---- ITEMS

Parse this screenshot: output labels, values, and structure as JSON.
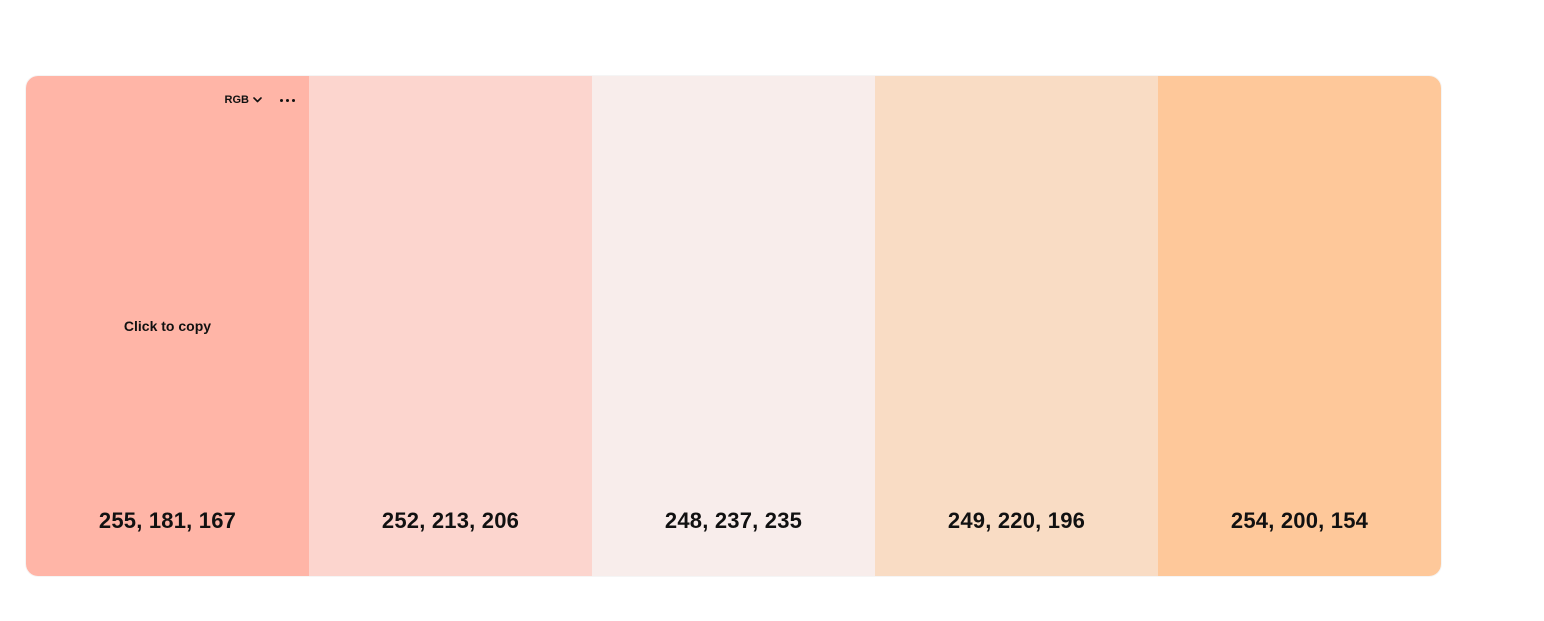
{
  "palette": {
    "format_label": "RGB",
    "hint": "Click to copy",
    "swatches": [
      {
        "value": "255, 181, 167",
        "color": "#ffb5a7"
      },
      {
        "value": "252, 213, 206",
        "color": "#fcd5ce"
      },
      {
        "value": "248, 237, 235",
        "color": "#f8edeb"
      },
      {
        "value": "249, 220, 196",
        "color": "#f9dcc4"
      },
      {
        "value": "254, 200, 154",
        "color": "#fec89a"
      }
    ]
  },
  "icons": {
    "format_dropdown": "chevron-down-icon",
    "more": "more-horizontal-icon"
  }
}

--------

REQUIREMENT. Without the images, write out each line of the data verbatim.

THE RESULT.
Parse this screenshot: output labels, values, and structure as JSON.
{
  "palette": {
    "format_label": "RGB",
    "hint": "Click to copy",
    "swatches": [
      {
        "value": "255, 181, 167",
        "color": "#ffb5a7"
      },
      {
        "value": "252, 213, 206",
        "color": "#fcd5ce"
      },
      {
        "value": "248, 237, 235",
        "color": "#f8edeb"
      },
      {
        "value": "249, 220, 196",
        "color": "#f9dcc4"
      },
      {
        "value": "254, 200, 154",
        "color": "#fec89a"
      }
    ]
  },
  "icons": {
    "format_dropdown": "chevron-down-icon",
    "more": "more-horizontal-icon"
  }
}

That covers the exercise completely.